**Recorded data**
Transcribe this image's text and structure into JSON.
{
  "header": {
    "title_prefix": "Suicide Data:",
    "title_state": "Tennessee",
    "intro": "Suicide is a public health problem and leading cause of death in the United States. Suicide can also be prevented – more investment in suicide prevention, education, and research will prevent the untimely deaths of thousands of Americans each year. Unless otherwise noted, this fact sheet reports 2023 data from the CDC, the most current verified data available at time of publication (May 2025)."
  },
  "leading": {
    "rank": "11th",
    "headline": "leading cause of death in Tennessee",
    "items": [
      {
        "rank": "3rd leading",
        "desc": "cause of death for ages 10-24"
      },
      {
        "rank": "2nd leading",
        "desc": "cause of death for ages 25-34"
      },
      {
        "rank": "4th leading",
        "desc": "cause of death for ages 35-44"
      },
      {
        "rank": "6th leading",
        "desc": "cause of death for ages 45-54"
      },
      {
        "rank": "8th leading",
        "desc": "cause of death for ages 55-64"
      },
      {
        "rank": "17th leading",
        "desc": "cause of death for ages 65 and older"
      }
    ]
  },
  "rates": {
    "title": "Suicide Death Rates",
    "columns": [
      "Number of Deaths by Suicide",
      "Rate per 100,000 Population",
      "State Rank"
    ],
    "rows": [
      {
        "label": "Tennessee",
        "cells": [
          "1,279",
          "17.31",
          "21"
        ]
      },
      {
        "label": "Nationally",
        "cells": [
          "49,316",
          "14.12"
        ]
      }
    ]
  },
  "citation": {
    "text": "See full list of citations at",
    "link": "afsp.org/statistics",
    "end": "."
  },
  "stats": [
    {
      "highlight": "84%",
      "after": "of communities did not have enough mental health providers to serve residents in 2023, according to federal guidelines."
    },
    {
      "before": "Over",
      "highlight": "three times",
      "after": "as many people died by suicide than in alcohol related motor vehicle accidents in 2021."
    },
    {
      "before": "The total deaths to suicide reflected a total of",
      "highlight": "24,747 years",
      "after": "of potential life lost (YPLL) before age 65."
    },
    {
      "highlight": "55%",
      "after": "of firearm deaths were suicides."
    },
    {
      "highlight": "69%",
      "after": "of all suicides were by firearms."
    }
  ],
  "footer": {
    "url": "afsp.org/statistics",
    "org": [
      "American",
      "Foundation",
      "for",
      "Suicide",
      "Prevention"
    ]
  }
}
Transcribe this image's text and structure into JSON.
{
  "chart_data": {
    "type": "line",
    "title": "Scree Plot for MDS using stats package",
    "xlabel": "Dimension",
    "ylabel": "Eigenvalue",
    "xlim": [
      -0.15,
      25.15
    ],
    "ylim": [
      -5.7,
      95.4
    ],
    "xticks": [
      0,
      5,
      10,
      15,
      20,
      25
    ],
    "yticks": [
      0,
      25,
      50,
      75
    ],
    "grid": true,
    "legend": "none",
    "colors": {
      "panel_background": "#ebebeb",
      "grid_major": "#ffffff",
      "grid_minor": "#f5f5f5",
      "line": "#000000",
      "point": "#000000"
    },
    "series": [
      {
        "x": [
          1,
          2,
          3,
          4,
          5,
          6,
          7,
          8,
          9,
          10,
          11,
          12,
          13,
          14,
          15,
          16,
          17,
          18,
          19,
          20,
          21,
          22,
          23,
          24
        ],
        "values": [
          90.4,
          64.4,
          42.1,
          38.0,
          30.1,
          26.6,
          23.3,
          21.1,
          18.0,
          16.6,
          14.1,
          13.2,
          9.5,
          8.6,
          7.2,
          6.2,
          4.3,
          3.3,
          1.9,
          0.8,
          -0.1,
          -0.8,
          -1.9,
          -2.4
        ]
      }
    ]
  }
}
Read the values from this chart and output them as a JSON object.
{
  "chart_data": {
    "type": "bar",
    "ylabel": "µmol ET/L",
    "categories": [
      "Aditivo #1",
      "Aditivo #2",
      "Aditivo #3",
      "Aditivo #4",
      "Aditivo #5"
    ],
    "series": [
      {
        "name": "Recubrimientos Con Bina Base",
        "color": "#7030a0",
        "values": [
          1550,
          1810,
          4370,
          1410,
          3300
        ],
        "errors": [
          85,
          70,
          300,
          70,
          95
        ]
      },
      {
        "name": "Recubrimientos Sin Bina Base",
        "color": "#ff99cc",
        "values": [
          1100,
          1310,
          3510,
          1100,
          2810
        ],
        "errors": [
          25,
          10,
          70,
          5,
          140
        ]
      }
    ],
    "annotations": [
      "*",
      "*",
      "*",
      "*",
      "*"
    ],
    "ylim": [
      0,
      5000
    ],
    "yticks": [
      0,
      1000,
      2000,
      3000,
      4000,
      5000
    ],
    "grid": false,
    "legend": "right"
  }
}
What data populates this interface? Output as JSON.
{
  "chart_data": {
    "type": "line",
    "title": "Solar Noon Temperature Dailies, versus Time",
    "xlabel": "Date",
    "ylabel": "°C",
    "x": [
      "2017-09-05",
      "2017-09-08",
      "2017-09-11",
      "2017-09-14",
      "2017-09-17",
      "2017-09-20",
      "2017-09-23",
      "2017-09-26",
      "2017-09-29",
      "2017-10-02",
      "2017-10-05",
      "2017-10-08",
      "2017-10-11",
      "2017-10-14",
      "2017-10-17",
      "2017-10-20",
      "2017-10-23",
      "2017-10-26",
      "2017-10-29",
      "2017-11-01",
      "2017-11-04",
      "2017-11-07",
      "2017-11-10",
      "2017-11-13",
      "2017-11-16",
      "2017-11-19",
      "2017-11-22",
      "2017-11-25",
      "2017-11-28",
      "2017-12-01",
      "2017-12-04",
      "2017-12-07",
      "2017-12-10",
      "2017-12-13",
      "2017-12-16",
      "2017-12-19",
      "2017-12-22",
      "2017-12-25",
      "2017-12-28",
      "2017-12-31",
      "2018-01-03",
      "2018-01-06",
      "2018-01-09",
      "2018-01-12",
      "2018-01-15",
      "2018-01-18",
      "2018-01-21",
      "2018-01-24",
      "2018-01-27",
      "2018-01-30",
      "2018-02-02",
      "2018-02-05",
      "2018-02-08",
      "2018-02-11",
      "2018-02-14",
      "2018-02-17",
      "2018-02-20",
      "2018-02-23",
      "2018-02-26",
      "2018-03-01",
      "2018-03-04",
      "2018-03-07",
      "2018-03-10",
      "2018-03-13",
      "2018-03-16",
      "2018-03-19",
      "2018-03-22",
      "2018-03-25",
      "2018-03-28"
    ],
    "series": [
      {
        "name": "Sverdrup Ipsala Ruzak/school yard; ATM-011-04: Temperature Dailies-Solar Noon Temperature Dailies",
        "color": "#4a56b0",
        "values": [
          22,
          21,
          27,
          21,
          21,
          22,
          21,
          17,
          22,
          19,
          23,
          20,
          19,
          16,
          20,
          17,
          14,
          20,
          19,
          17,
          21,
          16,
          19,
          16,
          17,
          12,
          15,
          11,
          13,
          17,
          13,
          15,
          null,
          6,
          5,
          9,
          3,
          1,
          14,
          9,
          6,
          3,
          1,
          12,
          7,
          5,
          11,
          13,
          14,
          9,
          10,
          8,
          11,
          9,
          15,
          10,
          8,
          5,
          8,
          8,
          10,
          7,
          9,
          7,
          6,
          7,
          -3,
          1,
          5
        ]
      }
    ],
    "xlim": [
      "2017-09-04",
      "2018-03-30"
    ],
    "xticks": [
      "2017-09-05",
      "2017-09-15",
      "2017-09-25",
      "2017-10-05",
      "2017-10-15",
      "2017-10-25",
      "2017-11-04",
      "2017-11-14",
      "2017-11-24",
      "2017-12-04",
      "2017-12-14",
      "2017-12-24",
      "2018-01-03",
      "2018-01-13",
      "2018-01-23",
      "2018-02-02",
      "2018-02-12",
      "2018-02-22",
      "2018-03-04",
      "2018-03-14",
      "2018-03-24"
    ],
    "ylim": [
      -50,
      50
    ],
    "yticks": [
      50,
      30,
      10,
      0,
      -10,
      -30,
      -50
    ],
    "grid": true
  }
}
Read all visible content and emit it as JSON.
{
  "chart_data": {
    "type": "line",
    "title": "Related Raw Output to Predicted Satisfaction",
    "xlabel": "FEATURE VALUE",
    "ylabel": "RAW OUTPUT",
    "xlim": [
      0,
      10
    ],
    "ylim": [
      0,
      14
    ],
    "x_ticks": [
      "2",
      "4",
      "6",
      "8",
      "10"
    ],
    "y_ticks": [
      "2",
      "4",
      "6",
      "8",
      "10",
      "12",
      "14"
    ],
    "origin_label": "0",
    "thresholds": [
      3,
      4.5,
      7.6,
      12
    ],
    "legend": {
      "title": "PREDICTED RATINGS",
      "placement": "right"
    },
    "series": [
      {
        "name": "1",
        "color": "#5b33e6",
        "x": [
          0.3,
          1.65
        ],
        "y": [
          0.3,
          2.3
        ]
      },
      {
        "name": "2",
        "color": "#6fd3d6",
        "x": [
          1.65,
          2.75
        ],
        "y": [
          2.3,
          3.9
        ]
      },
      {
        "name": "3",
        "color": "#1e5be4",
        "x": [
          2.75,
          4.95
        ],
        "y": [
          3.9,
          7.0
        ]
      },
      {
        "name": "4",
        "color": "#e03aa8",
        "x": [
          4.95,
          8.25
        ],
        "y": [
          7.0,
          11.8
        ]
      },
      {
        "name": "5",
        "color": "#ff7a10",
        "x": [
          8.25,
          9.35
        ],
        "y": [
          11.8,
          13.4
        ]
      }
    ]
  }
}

**Problem statement**
Search the preceding listing for the word "before" and pull out every line that holds it.

**The reply**
      "before": "Over",
      "before": "The total deaths to suicide reflected a total of",
      "after": "of potential life lost (YPLL) before age 65."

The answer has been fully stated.